YOUR OBJECTIVE: What the task needs is the data below, written out verbatim.

DATASET EXCERPTS:
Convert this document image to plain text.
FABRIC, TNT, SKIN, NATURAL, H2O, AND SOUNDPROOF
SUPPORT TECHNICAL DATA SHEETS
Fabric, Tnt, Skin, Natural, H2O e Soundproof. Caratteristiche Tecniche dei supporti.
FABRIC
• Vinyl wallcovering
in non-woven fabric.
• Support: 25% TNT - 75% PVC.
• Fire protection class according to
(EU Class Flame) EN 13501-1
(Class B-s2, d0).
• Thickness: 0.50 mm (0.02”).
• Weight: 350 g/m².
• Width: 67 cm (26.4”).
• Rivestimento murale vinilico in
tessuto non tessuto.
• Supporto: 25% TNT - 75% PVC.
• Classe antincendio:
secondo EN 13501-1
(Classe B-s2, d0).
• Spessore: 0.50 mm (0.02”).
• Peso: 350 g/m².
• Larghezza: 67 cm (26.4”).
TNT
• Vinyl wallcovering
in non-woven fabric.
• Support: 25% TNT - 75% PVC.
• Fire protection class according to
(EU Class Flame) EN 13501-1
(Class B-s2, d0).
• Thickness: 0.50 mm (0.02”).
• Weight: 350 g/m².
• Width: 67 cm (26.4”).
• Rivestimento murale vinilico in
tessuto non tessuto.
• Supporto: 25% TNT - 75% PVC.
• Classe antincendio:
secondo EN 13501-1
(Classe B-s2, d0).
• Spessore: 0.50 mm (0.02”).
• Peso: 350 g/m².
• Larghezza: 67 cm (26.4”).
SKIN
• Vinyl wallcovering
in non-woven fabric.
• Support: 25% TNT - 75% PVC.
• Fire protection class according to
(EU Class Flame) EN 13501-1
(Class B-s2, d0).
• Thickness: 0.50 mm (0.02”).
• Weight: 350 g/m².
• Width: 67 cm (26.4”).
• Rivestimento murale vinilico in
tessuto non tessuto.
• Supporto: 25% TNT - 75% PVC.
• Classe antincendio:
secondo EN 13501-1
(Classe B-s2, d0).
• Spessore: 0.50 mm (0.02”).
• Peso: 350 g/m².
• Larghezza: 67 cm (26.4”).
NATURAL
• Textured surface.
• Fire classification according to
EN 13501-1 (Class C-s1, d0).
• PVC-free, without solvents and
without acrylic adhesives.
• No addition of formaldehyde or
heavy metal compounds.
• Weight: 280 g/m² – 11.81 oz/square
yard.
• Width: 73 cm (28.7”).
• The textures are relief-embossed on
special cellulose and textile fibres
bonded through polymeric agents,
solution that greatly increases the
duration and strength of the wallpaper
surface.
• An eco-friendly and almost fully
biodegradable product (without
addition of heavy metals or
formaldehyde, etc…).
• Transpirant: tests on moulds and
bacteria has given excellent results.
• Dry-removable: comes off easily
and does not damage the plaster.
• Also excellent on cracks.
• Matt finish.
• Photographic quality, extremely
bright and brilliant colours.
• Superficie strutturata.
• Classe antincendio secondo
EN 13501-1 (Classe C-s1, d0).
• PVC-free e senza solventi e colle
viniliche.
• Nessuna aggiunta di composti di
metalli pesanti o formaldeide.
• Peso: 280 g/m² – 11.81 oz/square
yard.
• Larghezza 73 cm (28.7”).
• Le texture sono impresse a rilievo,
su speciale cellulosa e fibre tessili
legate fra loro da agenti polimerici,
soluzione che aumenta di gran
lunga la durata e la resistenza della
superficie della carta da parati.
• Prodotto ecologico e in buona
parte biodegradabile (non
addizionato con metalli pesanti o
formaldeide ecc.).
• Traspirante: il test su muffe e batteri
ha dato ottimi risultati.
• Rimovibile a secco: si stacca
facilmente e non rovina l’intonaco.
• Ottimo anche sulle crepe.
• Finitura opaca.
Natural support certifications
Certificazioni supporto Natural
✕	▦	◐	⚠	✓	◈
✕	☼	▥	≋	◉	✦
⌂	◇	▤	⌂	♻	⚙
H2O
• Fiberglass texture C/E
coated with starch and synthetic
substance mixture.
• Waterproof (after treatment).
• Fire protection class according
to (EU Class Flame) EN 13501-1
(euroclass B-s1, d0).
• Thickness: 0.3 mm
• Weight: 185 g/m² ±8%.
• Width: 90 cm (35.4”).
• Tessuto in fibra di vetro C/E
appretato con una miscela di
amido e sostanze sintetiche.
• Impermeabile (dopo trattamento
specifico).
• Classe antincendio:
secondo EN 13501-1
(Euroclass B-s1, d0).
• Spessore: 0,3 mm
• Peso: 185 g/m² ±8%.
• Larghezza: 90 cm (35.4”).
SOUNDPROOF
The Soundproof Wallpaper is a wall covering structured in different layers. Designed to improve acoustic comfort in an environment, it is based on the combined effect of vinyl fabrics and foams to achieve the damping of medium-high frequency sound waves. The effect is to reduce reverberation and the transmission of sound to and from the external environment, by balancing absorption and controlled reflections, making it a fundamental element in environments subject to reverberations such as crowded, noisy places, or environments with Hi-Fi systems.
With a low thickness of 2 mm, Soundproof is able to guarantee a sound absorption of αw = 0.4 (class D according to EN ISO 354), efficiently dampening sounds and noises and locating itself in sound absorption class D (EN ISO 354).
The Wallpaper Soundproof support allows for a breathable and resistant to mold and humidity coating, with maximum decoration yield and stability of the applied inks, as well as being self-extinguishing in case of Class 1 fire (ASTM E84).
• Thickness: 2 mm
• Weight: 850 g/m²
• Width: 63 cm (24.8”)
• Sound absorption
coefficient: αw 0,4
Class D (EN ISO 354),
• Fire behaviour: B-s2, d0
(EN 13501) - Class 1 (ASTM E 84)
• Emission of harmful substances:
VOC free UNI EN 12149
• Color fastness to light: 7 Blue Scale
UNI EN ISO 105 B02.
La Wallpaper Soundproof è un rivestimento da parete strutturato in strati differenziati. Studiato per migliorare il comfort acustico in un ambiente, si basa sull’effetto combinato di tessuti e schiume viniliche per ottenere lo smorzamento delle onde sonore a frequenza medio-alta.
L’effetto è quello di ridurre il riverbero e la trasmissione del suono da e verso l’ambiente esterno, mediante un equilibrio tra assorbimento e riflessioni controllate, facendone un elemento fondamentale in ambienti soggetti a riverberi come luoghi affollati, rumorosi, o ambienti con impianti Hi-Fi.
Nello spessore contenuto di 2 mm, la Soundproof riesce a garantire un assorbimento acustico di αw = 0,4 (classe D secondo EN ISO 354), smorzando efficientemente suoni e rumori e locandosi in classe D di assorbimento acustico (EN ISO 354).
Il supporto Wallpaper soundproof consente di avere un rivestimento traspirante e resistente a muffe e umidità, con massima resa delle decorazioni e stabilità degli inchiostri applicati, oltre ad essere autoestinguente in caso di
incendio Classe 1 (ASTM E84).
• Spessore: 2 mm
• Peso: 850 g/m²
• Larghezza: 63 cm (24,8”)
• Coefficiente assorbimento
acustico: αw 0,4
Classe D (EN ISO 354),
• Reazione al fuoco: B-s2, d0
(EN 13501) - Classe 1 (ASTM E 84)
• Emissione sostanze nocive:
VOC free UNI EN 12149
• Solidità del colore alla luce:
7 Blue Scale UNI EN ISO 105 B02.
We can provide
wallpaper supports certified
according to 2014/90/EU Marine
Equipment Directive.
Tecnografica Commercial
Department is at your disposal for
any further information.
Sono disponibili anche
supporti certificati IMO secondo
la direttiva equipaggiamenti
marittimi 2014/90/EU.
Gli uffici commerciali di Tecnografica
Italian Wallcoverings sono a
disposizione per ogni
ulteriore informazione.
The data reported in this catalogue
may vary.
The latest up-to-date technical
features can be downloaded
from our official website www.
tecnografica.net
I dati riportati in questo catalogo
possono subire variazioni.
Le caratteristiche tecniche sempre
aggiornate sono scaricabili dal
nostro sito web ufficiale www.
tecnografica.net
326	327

SOLUTION TO THIS TASK:
Convert this document image to plain text.
FABRIC, TNT, SKIN, NATURAL, H2O, AND SOUNDPROOF
SUPPORT TECHNICAL DATA SHEETS
Fabric, Tnt, Skin, Natural, H2O e Soundproof. Caratteristiche Tecniche dei supporti.
FABRIC
• Vinyl wallcovering
in non-woven fabric.
• Support: 25% TNT - 75% PVC.
• Fire protection class according to
(EU Class Flame) EN 13501-1
(Class B-s2, d0).
• Thickness: 0.50 mm (0.02”).
• Weight: 350 g/m².
• Width: 67 cm (26.4”).
• Rivestimento murale vinilico in
tessuto non tessuto.
• Supporto: 25% TNT - 75% PVC.
• Classe antincendio:
secondo EN 13501-1
(Classe B-s2, d0).
• Spessore: 0.50 mm (0.02”).
• Peso: 350 g/m².
• Larghezza: 67 cm (26.4”).
TNT
• Vinyl wallcovering
in non-woven fabric.
• Support: 25% TNT - 75% PVC.
• Fire protection class according to
(EU Class Flame) EN 13501-1
(Class B-s2, d0).
• Thickness: 0.50 mm (0.02”).
• Weight: 350 g/m².
• Width: 67 cm (26.4”).
• Rivestimento murale vinilico in
tessuto non tessuto.
• Supporto: 25% TNT - 75% PVC.
• Classe antincendio:
secondo EN 13501-1
(Classe B-s2, d0).
• Spessore: 0.50 mm (0.02”).
• Peso: 350 g/m².
• Larghezza: 67 cm (26.4”).
SKIN
• Vinyl wallcovering
in non-woven fabric.
• Support: 25% TNT - 75% PVC.
• Fire protection class according to
(EU Class Flame) EN 13501-1
(Class B-s2, d0).
• Thickness: 0.50 mm (0.02”).
• Weight: 350 g/m².
• Width: 67 cm (26.4”).
• Rivestimento murale vinilico in
tessuto non tessuto.
• Supporto: 25% TNT - 75% PVC.
• Classe antincendio:
secondo EN 13501-1
(Classe B-s2, d0).
• Spessore: 0.50 mm (0.02”).
• Peso: 350 g/m².
• Larghezza: 67 cm (26.4”).
NATURAL
• Textured surface.
• Fire classification according to
EN 13501-1 (Class C-s1, d0).
• PVC-free, without solvents and
without acrylic adhesives.
• No addition of formaldehyde or
heavy metal compounds.
• Weight: 280 g/m² – 11.81 oz/square
yard.
• Width: 73 cm (28.7”).
• The textures are relief-embossed on
special cellulose and textile fibres
bonded through polymeric agents,
solution that greatly increases the
duration and strength of the wallpaper
surface.
• An eco-friendly and almost fully
biodegradable product (without
addition of heavy metals or
formaldehyde, etc…).
• Transpirant: tests on moulds and
bacteria has given excellent results.
• Dry-removable: comes off easily
and does not damage the plaster.
• Also excellent on cracks.
• Matt finish.
• Photographic quality, extremely
bright and brilliant colours.
• Superficie strutturata.
• Classe antincendio secondo
EN 13501-1 (Classe C-s1, d0).
• PVC-free e senza solventi e colle
viniliche.
• Nessuna aggiunta di composti di
metalli pesanti o formaldeide.
• Peso: 280 g/m² – 11.81 oz/square
yard.
• Larghezza 73 cm (28.7”).
• Le texture sono impresse a rilievo,
su speciale cellulosa e fibre tessili
legate fra loro da agenti polimerici,
soluzione che aumenta di gran
lunga la durata e la resistenza della
superficie della carta da parati.
• Prodotto ecologico e in buona
parte biodegradabile (non
addizionato con metalli pesanti o
formaldeide ecc.).
• Traspirante: il test su muffe e batteri
ha dato ottimi risultati.
• Rimovibile a secco: si stacca
facilmente e non rovina l’intonaco.
• Ottimo anche sulle crepe.
• Finitura opaca.
Natural support certifications
Certificazioni supporto Natural
✕	▦	◐	⚠	✓	◈
✕	☼	▥	≋	◉	✦
⌂	◇	▤	⌂	♻	⚙
H2O
• Fiberglass texture C/E
coated with starch and synthetic
substance mixture.
• Waterproof (after treatment).
• Fire protection class according
to (EU Class Flame) EN 13501-1
(euroclass B-s1, d0).
• Thickness: 0.3 mm
• Weight: 185 g/m² ±8%.
• Width: 90 cm (35.4”).
• Tessuto in fibra di vetro C/E
appretato con una miscela di
amido e sostanze sintetiche.
• Impermeabile (dopo trattamento
specifico).
• Classe antincendio:
secondo EN 13501-1
(Euroclass B-s1, d0).
• Spessore: 0,3 mm
• Peso: 185 g/m² ±8%.
• Larghezza: 90 cm (35.4”).
SOUNDPROOF
The Soundproof Wallpaper is a wall covering structured in different layers. Designed to improve acoustic comfort in an environment, it is based on the combined effect of vinyl fabrics and foams to achieve the damping of medium-high frequency sound waves. The effect is to reduce reverberation and the transmission of sound to and from the external environment, by balancing absorption and controlled reflections, making it a fundamental element in environments subject to reverberations such as crowded, noisy places, or environments with Hi-Fi systems.
With a low thickness of 2 mm, Soundproof is able to guarantee a sound absorption of αw = 0.4 (class D according to EN ISO 354), efficiently dampening sounds and noises and locating itself in sound absorption class D (EN ISO 354).
The Wallpaper Soundproof support allows for a breathable and resistant to mold and humidity coating, with maximum decoration yield and stability of the applied inks, as well as being self-extinguishing in case of Class 1 fire (ASTM E84).
• Thickness: 2 mm
• Weight: 850 g/m²
• Width: 63 cm (24.8”)
• Sound absorption
coefficient: αw 0,4
Class D (EN ISO 354),
• Fire behaviour: B-s2, d0
(EN 13501) - Class 1 (ASTM E 84)
• Emission of harmful substances:
VOC free UNI EN 12149
• Color fastness to light: 7 Blue Scale
UNI EN ISO 105 B02.
La Wallpaper Soundproof è un rivestimento da parete strutturato in strati differenziati. Studiato per migliorare il comfort acustico in un ambiente, si basa sull’effetto combinato di tessuti e schiume viniliche per ottenere lo smorzamento delle onde sonore a frequenza medio-alta.
L’effetto è quello di ridurre il riverbero e la trasmissione del suono da e verso l’ambiente esterno, mediante un equilibrio tra assorbimento e riflessioni controllate, facendone un elemento fondamentale in ambienti soggetti a riverberi come luoghi affollati, rumorosi, o ambienti con impianti Hi-Fi.
Nello spessore contenuto di 2 mm, la Soundproof riesce a garantire un assorbimento acustico di αw = 0,4 (classe D secondo EN ISO 354), smorzando efficientemente suoni e rumori e locandosi in classe D di assorbimento acustico (EN ISO 354).
Il supporto Wallpaper soundproof consente di avere un rivestimento traspirante e resistente a muffe e umidità, con massima resa delle decorazioni e stabilità degli inchiostri applicati, oltre ad essere autoestinguente in caso di
incendio Classe 1 (ASTM E84).
• Spessore: 2 mm
• Peso: 850 g/m²
• Larghezza: 63 cm (24,8”)
• Coefficiente assorbimento
acustico: αw 0,4
Classe D (EN ISO 354),
• Reazione al fuoco: B-s2, d0
(EN 13501) - Classe 1 (ASTM E 84)
• Emissione sostanze nocive:
VOC free UNI EN 12149
• Solidità del colore alla luce:
7 Blue Scale UNI EN ISO 105 B02.
We can provide
wallpaper supports certified
according to 2014/90/EU Marine
Equipment Directive.
Tecnografica Commercial
Department is at your disposal for
any further information.
Sono disponibili anche
supporti certificati IMO secondo
la direttiva equipaggiamenti
marittimi 2014/90/EU.
Gli uffici commerciali di Tecnografica
Italian Wallcoverings sono a
disposizione per ogni
ulteriore informazione.
The data reported in this catalogue
may vary.
The latest up-to-date technical
features can be downloaded
from our official website www.
tecnografica.net
I dati riportati in questo catalogo
possono subire variazioni.
Le caratteristiche tecniche sempre
aggiornate sono scaricabili dal
nostro sito web ufficiale www.
tecnografica.net
326	327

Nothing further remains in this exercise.